» **SET EXERCISE**: Transcribe the listing verbatim. Do not carry over any pictures.

» **Stored data**:
-*-
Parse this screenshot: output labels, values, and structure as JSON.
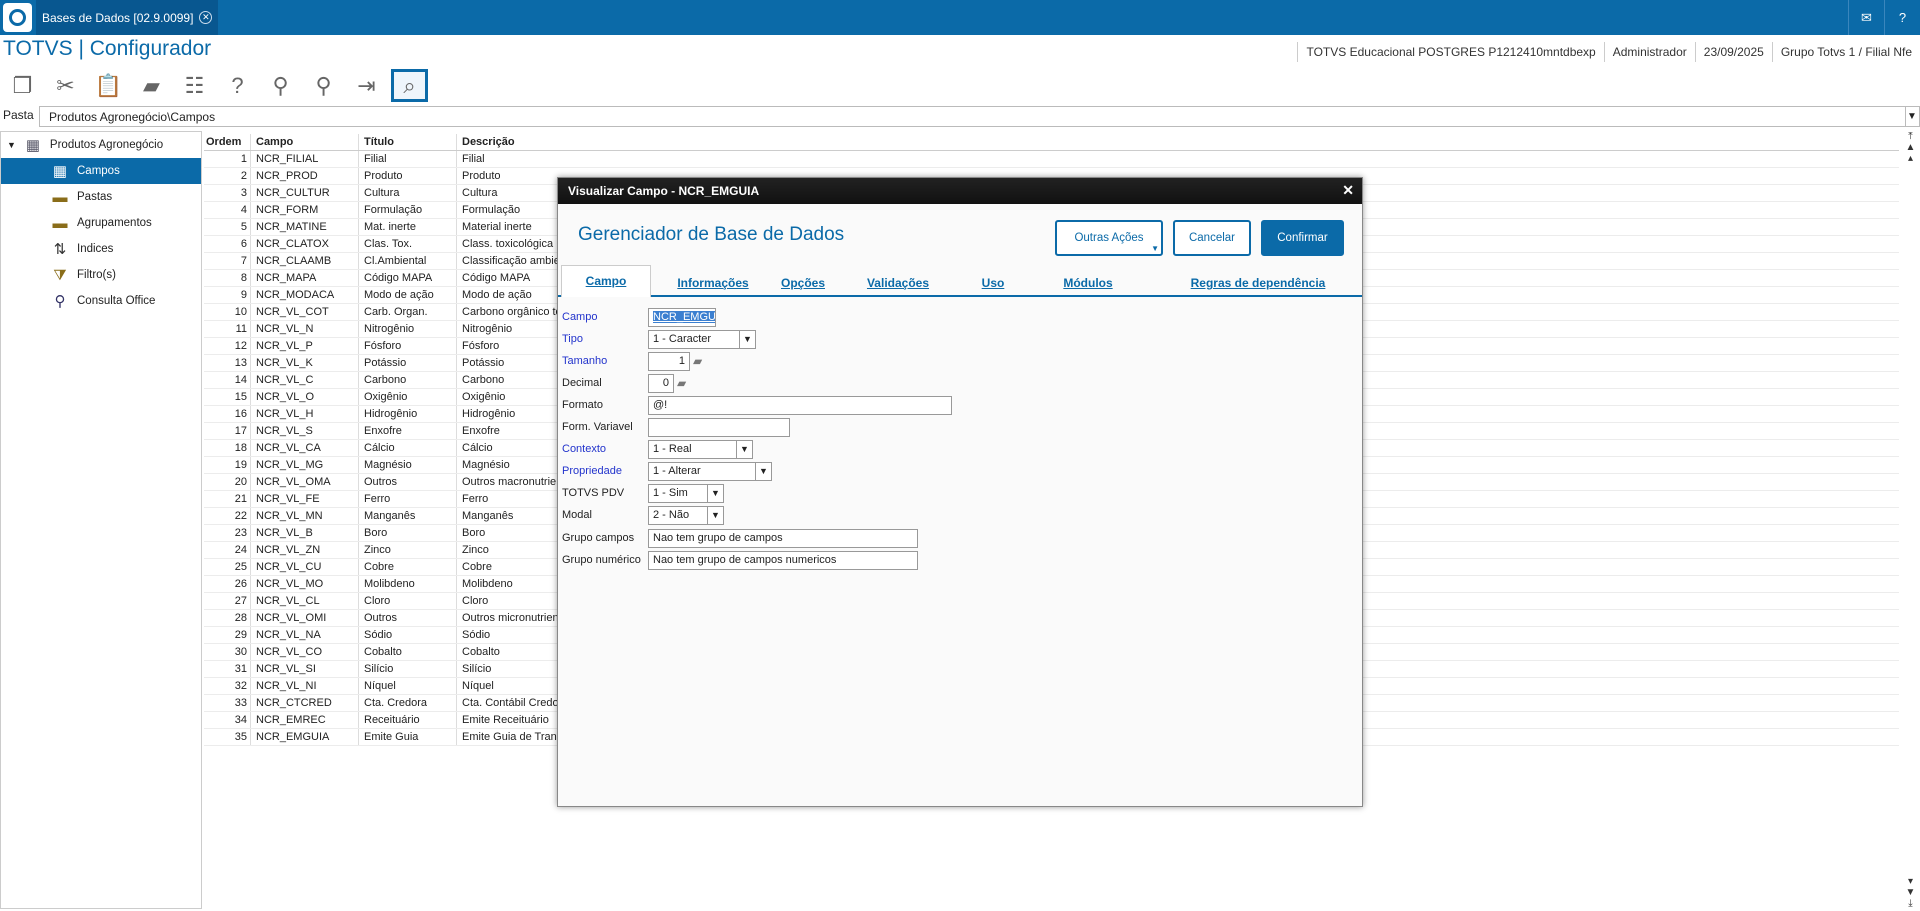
{
  "app": {
    "tab_title": "Bases de Dados [02.9.0099]",
    "title": "TOTVS | Configurador",
    "info": [
      "TOTVS Educacional POSTGRES P1212410mntdbexp",
      "Administrador",
      "23/09/2025",
      "Grupo Totvs 1 / Filial Nfe"
    ]
  },
  "toolbar": {
    "icons": [
      "copy-icon",
      "cut-icon",
      "paste-icon",
      "database-icon",
      "properties-icon",
      "help-icon",
      "search-icon",
      "find-next-icon",
      "exit-icon",
      "view-icon"
    ]
  },
  "pasta": {
    "label": "Pasta",
    "value": "Produtos Agronegócio\\Campos"
  },
  "tree": {
    "root": "Produtos Agronegócio",
    "items": [
      "Campos",
      "Pastas",
      "Agrupamentos",
      "Indices",
      "Filtro(s)",
      "Consulta Office"
    ]
  },
  "grid": {
    "headers": [
      "Ordem",
      "Campo",
      "Título",
      "Descrição"
    ],
    "rows": [
      [
        "1",
        "NCR_FILIAL",
        "Filial",
        "Filial"
      ],
      [
        "2",
        "NCR_PROD",
        "Produto",
        "Produto"
      ],
      [
        "3",
        "NCR_CULTUR",
        "Cultura",
        "Cultura"
      ],
      [
        "4",
        "NCR_FORM",
        "Formulação",
        "Formulação"
      ],
      [
        "5",
        "NCR_MATINE",
        "Mat. inerte",
        "Material inerte"
      ],
      [
        "6",
        "NCR_CLATOX",
        "Clas. Tox.",
        "Class. toxicológica"
      ],
      [
        "7",
        "NCR_CLAAMB",
        "Cl.Ambiental",
        "Classificação ambie"
      ],
      [
        "8",
        "NCR_MAPA",
        "Código MAPA",
        "Código MAPA"
      ],
      [
        "9",
        "NCR_MODACA",
        "Modo de ação",
        "Modo de ação"
      ],
      [
        "10",
        "NCR_VL_COT",
        "Carb. Organ.",
        "Carbono orgânico to"
      ],
      [
        "11",
        "NCR_VL_N",
        "Nitrogênio",
        "Nitrogênio"
      ],
      [
        "12",
        "NCR_VL_P",
        "Fósforo",
        "Fósforo"
      ],
      [
        "13",
        "NCR_VL_K",
        "Potássio",
        "Potássio"
      ],
      [
        "14",
        "NCR_VL_C",
        "Carbono",
        "Carbono"
      ],
      [
        "15",
        "NCR_VL_O",
        "Oxigênio",
        "Oxigênio"
      ],
      [
        "16",
        "NCR_VL_H",
        "Hidrogênio",
        "Hidrogênio"
      ],
      [
        "17",
        "NCR_VL_S",
        "Enxofre",
        "Enxofre"
      ],
      [
        "18",
        "NCR_VL_CA",
        "Cálcio",
        "Cálcio"
      ],
      [
        "19",
        "NCR_VL_MG",
        "Magnésio",
        "Magnésio"
      ],
      [
        "20",
        "NCR_VL_OMA",
        "Outros",
        "Outros macronutrie"
      ],
      [
        "21",
        "NCR_VL_FE",
        "Ferro",
        "Ferro"
      ],
      [
        "22",
        "NCR_VL_MN",
        "Manganês",
        "Manganês"
      ],
      [
        "23",
        "NCR_VL_B",
        "Boro",
        "Boro"
      ],
      [
        "24",
        "NCR_VL_ZN",
        "Zinco",
        "Zinco"
      ],
      [
        "25",
        "NCR_VL_CU",
        "Cobre",
        "Cobre"
      ],
      [
        "26",
        "NCR_VL_MO",
        "Molibdeno",
        "Molibdeno"
      ],
      [
        "27",
        "NCR_VL_CL",
        "Cloro",
        "Cloro"
      ],
      [
        "28",
        "NCR_VL_OMI",
        "Outros",
        "Outros micronutrien"
      ],
      [
        "29",
        "NCR_VL_NA",
        "Sódio",
        "Sódio"
      ],
      [
        "30",
        "NCR_VL_CO",
        "Cobalto",
        "Cobalto"
      ],
      [
        "31",
        "NCR_VL_SI",
        "Silício",
        "Silício"
      ],
      [
        "32",
        "NCR_VL_NI",
        "Níquel",
        "Níquel"
      ],
      [
        "33",
        "NCR_CTCRED",
        "Cta. Credora",
        "Cta. Contábil Credo"
      ],
      [
        "34",
        "NCR_EMREC",
        "Receituário",
        "Emite Receituário"
      ],
      [
        "35",
        "NCR_EMGUIA",
        "Emite Guia",
        "Emite Guia de Trans"
      ]
    ]
  },
  "dialog": {
    "title": "Visualizar Campo - NCR_EMGUIA",
    "heading": "Gerenciador de Base de Dados",
    "btn_outras": "Outras Ações",
    "btn_cancelar": "Cancelar",
    "btn_confirmar": "Confirmar",
    "tabs": [
      "Campo",
      "Informações",
      "Opções",
      "Validações",
      "Uso",
      "Módulos",
      "Regras de dependência"
    ],
    "fields": {
      "campo": {
        "label": "Campo",
        "value": "NCR_EMGU"
      },
      "tipo": {
        "label": "Tipo",
        "value": "1 - Caracter"
      },
      "tamanho": {
        "label": "Tamanho",
        "value": "1"
      },
      "decimal": {
        "label": "Decimal",
        "value": "0"
      },
      "formato": {
        "label": "Formato",
        "value": "@!"
      },
      "form_variavel": {
        "label": "Form. Variavel",
        "value": ""
      },
      "contexto": {
        "label": "Contexto",
        "value": "1 - Real"
      },
      "propriedade": {
        "label": "Propriedade",
        "value": "1 - Alterar"
      },
      "totvs_pdv": {
        "label": "TOTVS PDV",
        "value": "1 - Sim"
      },
      "modal": {
        "label": "Modal",
        "value": "2 - Não"
      },
      "grupo_campos": {
        "label": "Grupo campos",
        "value": "Nao tem grupo de campos"
      },
      "grupo_numerico": {
        "label": "Grupo numérico",
        "value": "Nao tem grupo de campos numericos"
      }
    }
  }
}
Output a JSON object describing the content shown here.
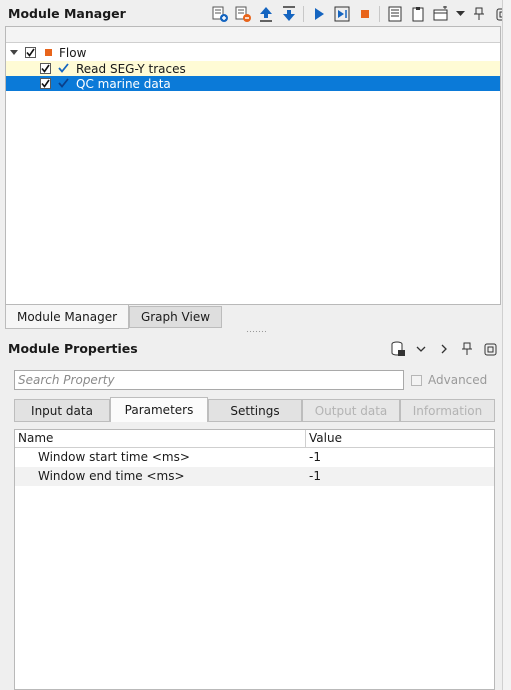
{
  "module_manager": {
    "title": "Module Manager",
    "toolbar_icons": [
      "add-module-icon",
      "remove-module-icon",
      "move-up-icon",
      "move-down-icon",
      "run-icon",
      "run-step-icon",
      "stop-icon",
      "list-icon",
      "clipboard-icon",
      "window-options-icon",
      "dropdown-icon",
      "pin-icon",
      "float-icon"
    ],
    "tree": {
      "root": {
        "label": "Flow",
        "checked": true
      },
      "items": [
        {
          "label": "Read SEG-Y traces",
          "checked": true,
          "status": "done"
        },
        {
          "label": "QC marine data",
          "checked": true,
          "status": "done"
        }
      ]
    },
    "tabs": [
      "Module Manager",
      "Graph View"
    ],
    "active_tab": "Module Manager"
  },
  "module_properties": {
    "title": "Module Properties",
    "search": {
      "placeholder": "Search Property",
      "value": ""
    },
    "advanced_label": "Advanced",
    "tabs": [
      "Input data",
      "Parameters",
      "Settings",
      "Output data",
      "Information"
    ],
    "active_tab": "Parameters",
    "table": {
      "headers": [
        "Name",
        "Value"
      ],
      "rows": [
        {
          "name": "Window start time <ms>",
          "value": "-1"
        },
        {
          "name": "Window end time <ms>",
          "value": "-1"
        }
      ]
    }
  },
  "colors": {
    "selection": "#0b7ad8",
    "highlight_row": "#fffbd5",
    "accent_blue": "#1565c0",
    "accent_orange": "#e8641b"
  }
}
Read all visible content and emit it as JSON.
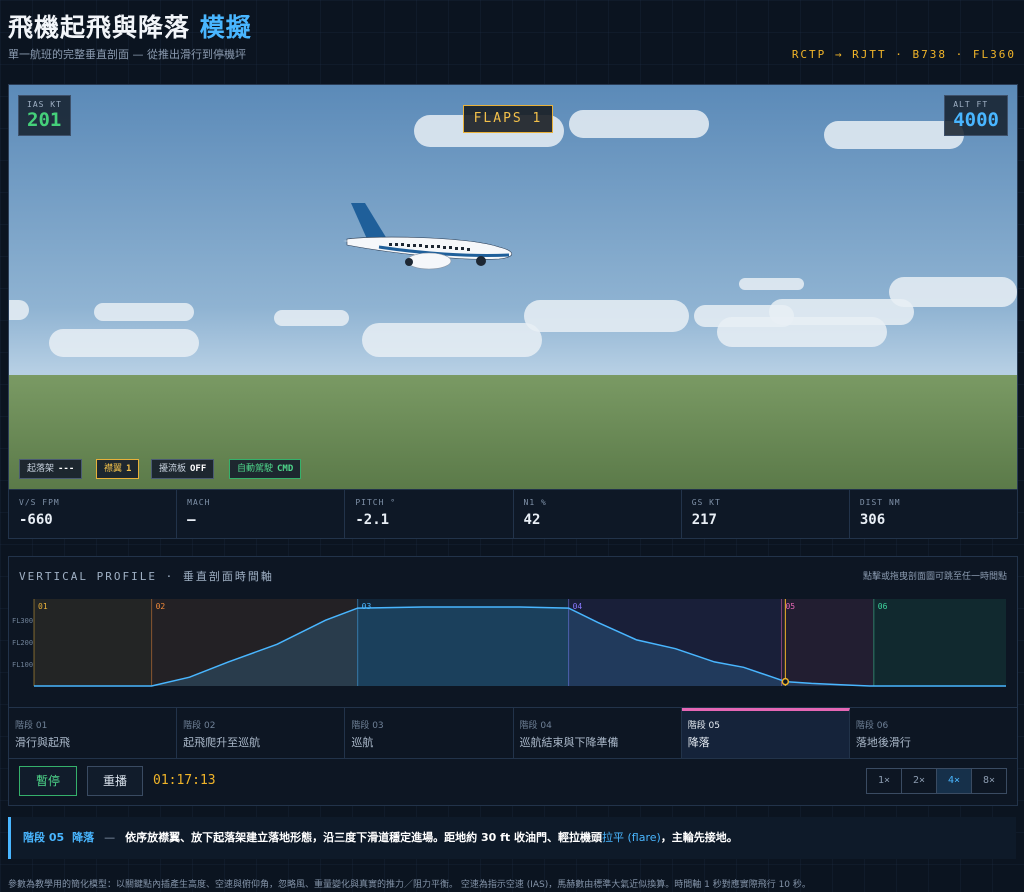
-*-
» **ANSWER**:
Parse this screenshot: output labels, values, and structure as JSON.
{
  "app": {
    "tab_title": "Bases de Dados [02.9.0099]",
    "title": "TOTVS | Configurador",
    "info": [
      "TOTVS Educacional POSTGRES P1212410mntdbexp",
      "Administrador",
      "23/09/2025",
      "Grupo Totvs 1 / Filial Nfe"
    ]
  },
  "toolbar": {
    "icons": [
      "copy-icon",
      "cut-icon",
      "paste-icon",
      "database-icon",
      "properties-icon",
      "help-icon",
      "search-icon",
      "find-next-icon",
      "exit-icon",
      "view-icon"
    ]
  },
  "pasta": {
    "label": "Pasta",
    "value": "Produtos Agronegócio\\Campos"
  },
  "tree": {
    "root": "Produtos Agronegócio",
    "items": [
      "Campos",
      "Pastas",
      "Agrupamentos",
      "Indices",
      "Filtro(s)",
      "Consulta Office"
    ]
  },
  "grid": {
    "headers": [
      "Ordem",
      "Campo",
      "Título",
      "Descrição"
    ],
    "rows": [
      [
        "1",
        "NCR_FILIAL",
        "Filial",
        "Filial"
      ],
      [
        "2",
        "NCR_PROD",
        "Produto",
        "Produto"
      ],
      [
        "3",
        "NCR_CULTUR",
        "Cultura",
        "Cultura"
      ],
      [
        "4",
        "NCR_FORM",
        "Formulação",
        "Formulação"
      ],
      [
        "5",
        "NCR_MATINE",
        "Mat. inerte",
        "Material inerte"
      ],
      [
        "6",
        "NCR_CLATOX",
        "Clas. Tox.",
        "Class. toxicológica"
      ],
      [
        "7",
        "NCR_CLAAMB",
        "Cl.Ambiental",
        "Classificação ambie"
      ],
      [
        "8",
        "NCR_MAPA",
        "Código MAPA",
        "Código MAPA"
      ],
      [
        "9",
        "NCR_MODACA",
        "Modo de ação",
        "Modo de ação"
      ],
      [
        "10",
        "NCR_VL_COT",
        "Carb. Organ.",
        "Carbono orgânico to"
      ],
      [
        "11",
        "NCR_VL_N",
        "Nitrogênio",
        "Nitrogênio"
      ],
      [
        "12",
        "NCR_VL_P",
        "Fósforo",
        "Fósforo"
      ],
      [
        "13",
        "NCR_VL_K",
        "Potássio",
        "Potássio"
      ],
      [
        "14",
        "NCR_VL_C",
        "Carbono",
        "Carbono"
      ],
      [
        "15",
        "NCR_VL_O",
        "Oxigênio",
        "Oxigênio"
      ],
      [
        "16",
        "NCR_VL_H",
        "Hidrogênio",
        "Hidrogênio"
      ],
      [
        "17",
        "NCR_VL_S",
        "Enxofre",
        "Enxofre"
      ],
      [
        "18",
        "NCR_VL_CA",
        "Cálcio",
        "Cálcio"
      ],
      [
        "19",
        "NCR_VL_MG",
        "Magnésio",
        "Magnésio"
      ],
      [
        "20",
        "NCR_VL_OMA",
        "Outros",
        "Outros macronutrie"
      ],
      [
        "21",
        "NCR_VL_FE",
        "Ferro",
        "Ferro"
      ],
      [
        "22",
        "NCR_VL_MN",
        "Manganês",
        "Manganês"
      ],
      [
        "23",
        "NCR_VL_B",
        "Boro",
        "Boro"
      ],
      [
        "24",
        "NCR_VL_ZN",
        "Zinco",
        "Zinco"
      ],
      [
        "25",
        "NCR_VL_CU",
        "Cobre",
        "Cobre"
      ],
      [
        "26",
        "NCR_VL_MO",
        "Molibdeno",
        "Molibdeno"
      ],
      [
        "27",
        "NCR_VL_CL",
        "Cloro",
        "Cloro"
      ],
      [
        "28",
        "NCR_VL_OMI",
        "Outros",
        "Outros micronutrien"
      ],
      [
        "29",
        "NCR_VL_NA",
        "Sódio",
        "Sódio"
      ],
      [
        "30",
        "NCR_VL_CO",
        "Cobalto",
        "Cobalto"
      ],
      [
        "31",
        "NCR_VL_SI",
        "Silício",
        "Silício"
      ],
      [
        "32",
        "NCR_VL_NI",
        "Níquel",
        "Níquel"
      ],
      [
        "33",
        "NCR_CTCRED",
        "Cta. Credora",
        "Cta. Contábil Credo"
      ],
      [
        "34",
        "NCR_EMREC",
        "Receituário",
        "Emite Receituário"
      ],
      [
        "35",
        "NCR_EMGUIA",
        "Emite Guia",
        "Emite Guia de Trans"
      ]
    ]
  },
  "dialog": {
    "title": "Visualizar Campo - NCR_EMGUIA",
    "heading": "Gerenciador de Base de Dados",
    "btn_outras": "Outras Ações",
    "btn_cancelar": "Cancelar",
    "btn_confirmar": "Confirmar",
    "tabs": [
      "Campo",
      "Informações",
      "Opções",
      "Validações",
      "Uso",
      "Módulos",
      "Regras de dependência"
    ],
    "fields": {
      "campo": {
        "label": "Campo",
        "value": "NCR_EMGU"
      },
      "tipo": {
        "label": "Tipo",
        "value": "1 - Caracter"
      },
      "tamanho": {
        "label": "Tamanho",
        "value": "1"
      },
      "decimal": {
        "label": "Decimal",
        "value": "0"
      },
      "formato": {
        "label": "Formato",
        "value": "@!"
      },
      "form_variavel": {
        "label": "Form. Variavel",
        "value": ""
      },
      "contexto": {
        "label": "Contexto",
        "value": "1 - Real"
      },
      "propriedade": {
        "label": "Propriedade",
        "value": "1 - Alterar"
      },
      "totvs_pdv": {
        "label": "TOTVS PDV",
        "value": "1 - Sim"
      },
      "modal": {
        "label": "Modal",
        "value": "2 - Não"
      },
      "grupo_campos": {
        "label": "Grupo campos",
        "value": "Nao tem grupo de campos"
      },
      "grupo_numerico": {
        "label": "Grupo numérico",
        "value": "Nao tem grupo de campos numericos"
      }
    }
  }
}
Output a JSON object describing the content shown here.
{
  "module_manager": {
    "title": "Module Manager",
    "toolbar_icons": [
      "add-module-icon",
      "remove-module-icon",
      "move-up-icon",
      "move-down-icon",
      "run-icon",
      "run-step-icon",
      "stop-icon",
      "list-icon",
      "clipboard-icon",
      "window-options-icon",
      "dropdown-icon",
      "pin-icon",
      "float-icon"
    ],
    "tree": {
      "root": {
        "label": "Flow",
        "checked": true
      },
      "items": [
        {
          "label": "Read SEG-Y traces",
          "checked": true,
          "status": "done"
        },
        {
          "label": "QC marine data",
          "checked": true,
          "status": "done"
        }
      ]
    },
    "tabs": [
      "Module Manager",
      "Graph View"
    ],
    "active_tab": "Module Manager"
  },
  "module_properties": {
    "title": "Module Properties",
    "search": {
      "placeholder": "Search Property",
      "value": ""
    },
    "advanced_label": "Advanced",
    "tabs": [
      "Input data",
      "Parameters",
      "Settings",
      "Output data",
      "Information"
    ],
    "active_tab": "Parameters",
    "table": {
      "headers": [
        "Name",
        "Value"
      ],
      "rows": [
        {
          "name": "Window start time <ms>",
          "value": "-1"
        },
        {
          "name": "Window end time <ms>",
          "value": "-1"
        }
      ]
    }
  },
  "colors": {
    "selection": "#0b7ad8",
    "highlight_row": "#fffbd5",
    "accent_blue": "#1565c0",
    "accent_orange": "#e8641b"
  }
}
Read all visible content and emit it as JSON.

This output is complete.